Task inputs —
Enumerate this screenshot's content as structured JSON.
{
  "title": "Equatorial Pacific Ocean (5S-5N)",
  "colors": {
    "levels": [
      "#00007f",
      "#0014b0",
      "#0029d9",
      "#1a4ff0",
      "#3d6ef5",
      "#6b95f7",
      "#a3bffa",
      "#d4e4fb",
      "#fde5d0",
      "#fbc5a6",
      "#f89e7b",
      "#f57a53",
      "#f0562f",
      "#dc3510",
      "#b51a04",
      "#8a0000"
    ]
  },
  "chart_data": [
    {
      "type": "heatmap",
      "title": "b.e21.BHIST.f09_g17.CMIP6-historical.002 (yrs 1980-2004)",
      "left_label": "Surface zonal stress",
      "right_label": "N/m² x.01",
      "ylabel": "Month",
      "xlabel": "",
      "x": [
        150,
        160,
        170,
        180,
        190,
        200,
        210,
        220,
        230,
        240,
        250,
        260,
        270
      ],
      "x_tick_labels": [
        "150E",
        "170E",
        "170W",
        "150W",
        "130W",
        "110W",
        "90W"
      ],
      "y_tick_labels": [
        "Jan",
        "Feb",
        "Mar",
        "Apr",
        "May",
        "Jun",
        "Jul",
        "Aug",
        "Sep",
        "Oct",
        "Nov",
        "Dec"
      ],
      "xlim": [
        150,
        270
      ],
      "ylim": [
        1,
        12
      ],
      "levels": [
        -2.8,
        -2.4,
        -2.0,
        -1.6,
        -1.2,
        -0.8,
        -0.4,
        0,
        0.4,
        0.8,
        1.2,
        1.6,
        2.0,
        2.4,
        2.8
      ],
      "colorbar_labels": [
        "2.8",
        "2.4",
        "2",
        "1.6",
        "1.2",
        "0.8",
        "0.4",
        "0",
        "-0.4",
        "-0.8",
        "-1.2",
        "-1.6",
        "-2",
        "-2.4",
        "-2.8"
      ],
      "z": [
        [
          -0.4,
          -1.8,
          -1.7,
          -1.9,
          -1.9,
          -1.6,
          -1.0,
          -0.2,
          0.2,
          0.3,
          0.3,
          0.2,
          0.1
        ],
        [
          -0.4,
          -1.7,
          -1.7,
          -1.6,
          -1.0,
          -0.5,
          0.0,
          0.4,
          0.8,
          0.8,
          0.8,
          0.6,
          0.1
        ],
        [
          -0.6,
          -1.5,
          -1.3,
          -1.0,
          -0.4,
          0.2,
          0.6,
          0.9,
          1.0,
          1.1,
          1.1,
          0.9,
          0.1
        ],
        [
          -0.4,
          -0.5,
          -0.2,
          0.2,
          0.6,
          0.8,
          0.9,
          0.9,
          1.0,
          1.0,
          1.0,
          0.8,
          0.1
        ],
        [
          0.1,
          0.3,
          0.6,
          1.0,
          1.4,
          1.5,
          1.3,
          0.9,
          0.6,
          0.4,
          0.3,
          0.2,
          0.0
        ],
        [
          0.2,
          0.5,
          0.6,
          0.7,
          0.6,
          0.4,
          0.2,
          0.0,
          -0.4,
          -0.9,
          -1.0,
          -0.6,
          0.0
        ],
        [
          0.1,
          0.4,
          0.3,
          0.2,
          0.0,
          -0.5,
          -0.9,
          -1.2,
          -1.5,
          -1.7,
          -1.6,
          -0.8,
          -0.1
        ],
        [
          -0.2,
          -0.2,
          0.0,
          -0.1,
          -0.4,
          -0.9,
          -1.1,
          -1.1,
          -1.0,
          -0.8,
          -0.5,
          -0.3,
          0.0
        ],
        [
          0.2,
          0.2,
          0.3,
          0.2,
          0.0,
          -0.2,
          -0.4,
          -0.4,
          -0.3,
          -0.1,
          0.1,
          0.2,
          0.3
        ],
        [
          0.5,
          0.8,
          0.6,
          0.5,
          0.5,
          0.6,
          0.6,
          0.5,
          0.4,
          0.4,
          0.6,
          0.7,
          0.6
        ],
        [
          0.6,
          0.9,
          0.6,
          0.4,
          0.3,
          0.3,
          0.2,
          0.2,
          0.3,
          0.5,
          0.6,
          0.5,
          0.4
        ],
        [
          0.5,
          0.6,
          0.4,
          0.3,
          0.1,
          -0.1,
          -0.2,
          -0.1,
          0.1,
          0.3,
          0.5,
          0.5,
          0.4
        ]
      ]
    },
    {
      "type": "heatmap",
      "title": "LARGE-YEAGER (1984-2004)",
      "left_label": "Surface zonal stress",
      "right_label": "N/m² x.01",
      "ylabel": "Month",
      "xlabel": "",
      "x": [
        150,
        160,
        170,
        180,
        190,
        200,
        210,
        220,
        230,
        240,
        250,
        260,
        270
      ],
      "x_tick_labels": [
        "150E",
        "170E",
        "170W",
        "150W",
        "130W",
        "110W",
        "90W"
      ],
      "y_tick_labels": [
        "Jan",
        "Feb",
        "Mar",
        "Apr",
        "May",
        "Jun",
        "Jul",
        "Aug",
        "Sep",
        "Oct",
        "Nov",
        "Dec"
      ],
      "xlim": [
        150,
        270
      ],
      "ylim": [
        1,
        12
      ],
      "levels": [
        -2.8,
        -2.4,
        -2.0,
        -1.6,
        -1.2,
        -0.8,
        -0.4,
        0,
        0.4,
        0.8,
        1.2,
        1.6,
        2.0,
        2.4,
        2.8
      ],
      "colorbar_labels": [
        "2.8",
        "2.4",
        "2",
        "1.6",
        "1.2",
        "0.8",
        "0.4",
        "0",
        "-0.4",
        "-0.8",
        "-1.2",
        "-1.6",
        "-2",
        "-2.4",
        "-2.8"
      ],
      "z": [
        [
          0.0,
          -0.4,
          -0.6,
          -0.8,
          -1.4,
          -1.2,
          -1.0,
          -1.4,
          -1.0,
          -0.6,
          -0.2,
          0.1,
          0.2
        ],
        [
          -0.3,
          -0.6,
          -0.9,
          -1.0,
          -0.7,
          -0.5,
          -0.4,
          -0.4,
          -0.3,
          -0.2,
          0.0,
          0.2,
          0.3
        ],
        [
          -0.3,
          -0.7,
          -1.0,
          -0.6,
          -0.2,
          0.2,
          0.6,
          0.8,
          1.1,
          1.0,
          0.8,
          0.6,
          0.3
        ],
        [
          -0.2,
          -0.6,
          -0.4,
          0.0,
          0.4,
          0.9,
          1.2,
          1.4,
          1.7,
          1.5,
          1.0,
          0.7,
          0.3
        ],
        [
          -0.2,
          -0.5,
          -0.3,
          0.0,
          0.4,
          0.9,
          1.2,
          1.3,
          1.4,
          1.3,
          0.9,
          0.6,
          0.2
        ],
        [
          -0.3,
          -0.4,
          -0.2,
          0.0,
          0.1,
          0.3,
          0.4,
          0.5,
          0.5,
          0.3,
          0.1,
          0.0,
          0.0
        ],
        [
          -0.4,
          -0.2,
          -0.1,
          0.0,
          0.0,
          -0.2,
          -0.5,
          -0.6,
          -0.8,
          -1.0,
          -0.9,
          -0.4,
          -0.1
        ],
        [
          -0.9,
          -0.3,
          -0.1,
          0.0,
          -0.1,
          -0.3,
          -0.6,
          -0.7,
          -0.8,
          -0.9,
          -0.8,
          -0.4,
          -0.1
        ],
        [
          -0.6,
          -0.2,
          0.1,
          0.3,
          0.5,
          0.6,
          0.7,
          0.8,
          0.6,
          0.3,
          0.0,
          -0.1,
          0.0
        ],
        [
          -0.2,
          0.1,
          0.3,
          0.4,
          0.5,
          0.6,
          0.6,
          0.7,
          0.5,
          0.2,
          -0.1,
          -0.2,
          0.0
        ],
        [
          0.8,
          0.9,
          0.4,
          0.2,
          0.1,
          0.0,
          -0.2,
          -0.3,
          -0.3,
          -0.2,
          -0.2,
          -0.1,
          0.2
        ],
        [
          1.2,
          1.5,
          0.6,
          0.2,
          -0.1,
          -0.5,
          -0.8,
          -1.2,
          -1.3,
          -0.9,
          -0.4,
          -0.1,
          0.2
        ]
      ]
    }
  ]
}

What you need to do — Find the lines containing "title" and list every one of them.

Finished task —
  "title": "Equatorial Pacific Ocean (5S-5N)",
      "title": "b.e21.BHIST.f09_g17.CMIP6-historical.002 (yrs 1980-2004)",
      "title": "LARGE-YEAGER (1984-2004)",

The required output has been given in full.